• Instruction: Every entry below must be repeated exactly; skip the pictures.

[Rows from a figure dataset]
::::::
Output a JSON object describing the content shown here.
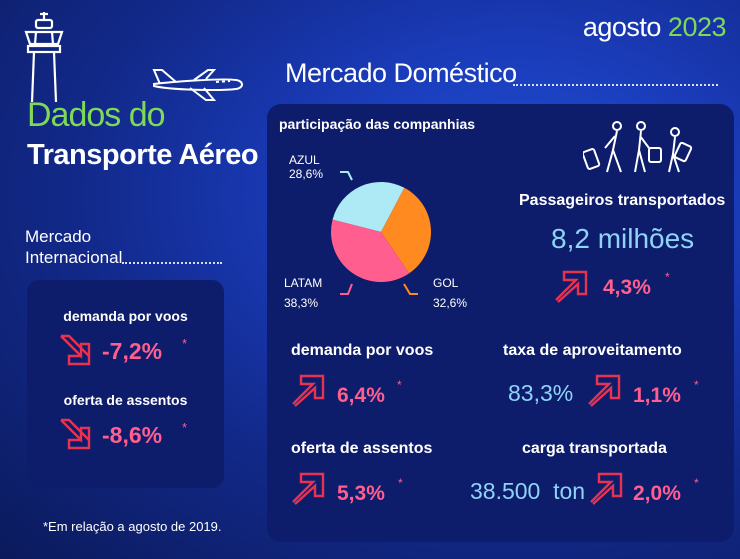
{
  "header": {
    "month": "agosto",
    "year": "2023",
    "title_line1": "Dados do",
    "title_line2": "Transporte Aéreo"
  },
  "international": {
    "label_line1": "Mercado",
    "label_line2": "Internacional",
    "demand_label": "demanda por voos",
    "demand_value": "-7,2%",
    "seats_label": "oferta de assentos",
    "seats_value": "-8,6%",
    "asterisk": "*"
  },
  "domestic": {
    "title": "Mercado Doméstico",
    "share_label": "participação das companhias",
    "airlines": [
      {
        "name": "AZUL",
        "share_text": "28,6%",
        "share": 28.6,
        "color": "#aeeaf5"
      },
      {
        "name": "LATAM",
        "share_text": "38,3%",
        "share": 38.3,
        "color": "#ff5e8e"
      },
      {
        "name": "GOL",
        "share_text": "32,6%",
        "share": 32.6,
        "color": "#ff8a1f"
      }
    ],
    "passengers_label": "Passageiros transportados",
    "passengers_value": "8,2 milhões",
    "passengers_change": "4,3%",
    "demand_label": "demanda por voos",
    "demand_change": "6,4%",
    "load_factor_label": "taxa de aproveitamento",
    "load_factor_value": "83,3%",
    "load_factor_change": "1,1%",
    "seats_label": "oferta de assentos",
    "seats_change": "5,3%",
    "cargo_label": "carga transportada",
    "cargo_value": "38.500  ton",
    "cargo_change": "2,0%",
    "asterisk": "*"
  },
  "footnote": "*Em relação a agosto de 2019.",
  "colors": {
    "accent_green": "#7ed957",
    "accent_pink": "#ff5e8e",
    "accent_cyan": "#8fd3f7"
  },
  "icons": [
    "control-tower-icon",
    "airplane-icon",
    "travelers-icon",
    "arrow-up-right-icon",
    "arrow-down-right-icon"
  ]
}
::::::
• Response:
Output a JSON object describing the content shown here.
{
  "header": {
    "month": "agosto",
    "year": "2023",
    "title_line1": "Dados do",
    "title_line2": "Transporte Aéreo"
  },
  "international": {
    "label_line1": "Mercado",
    "label_line2": "Internacional",
    "demand_label": "demanda por voos",
    "demand_value": "-7,2%",
    "seats_label": "oferta de assentos",
    "seats_value": "-8,6%",
    "asterisk": "*"
  },
  "domestic": {
    "title": "Mercado Doméstico",
    "share_label": "participação das companhias",
    "airlines": [
      {
        "name": "AZUL",
        "share_text": "28,6%",
        "share": 28.6,
        "color": "#aeeaf5"
      },
      {
        "name": "LATAM",
        "share_text": "38,3%",
        "share": 38.3,
        "color": "#ff5e8e"
      },
      {
        "name": "GOL",
        "share_text": "32,6%",
        "share": 32.6,
        "color": "#ff8a1f"
      }
    ],
    "passengers_label": "Passageiros transportados",
    "passengers_value": "8,2 milhões",
    "passengers_change": "4,3%",
    "demand_label": "demanda por voos",
    "demand_change": "6,4%",
    "load_factor_label": "taxa de aproveitamento",
    "load_factor_value": "83,3%",
    "load_factor_change": "1,1%",
    "seats_label": "oferta de assentos",
    "seats_change": "5,3%",
    "cargo_label": "carga transportada",
    "cargo_value": "38.500  ton",
    "cargo_change": "2,0%",
    "asterisk": "*"
  },
  "footnote": "*Em relação a agosto de 2019.",
  "colors": {
    "accent_green": "#7ed957",
    "accent_pink": "#ff5e8e",
    "accent_cyan": "#8fd3f7"
  },
  "icons": [
    "control-tower-icon",
    "airplane-icon",
    "travelers-icon",
    "arrow-up-right-icon",
    "arrow-down-right-icon"
  ]
}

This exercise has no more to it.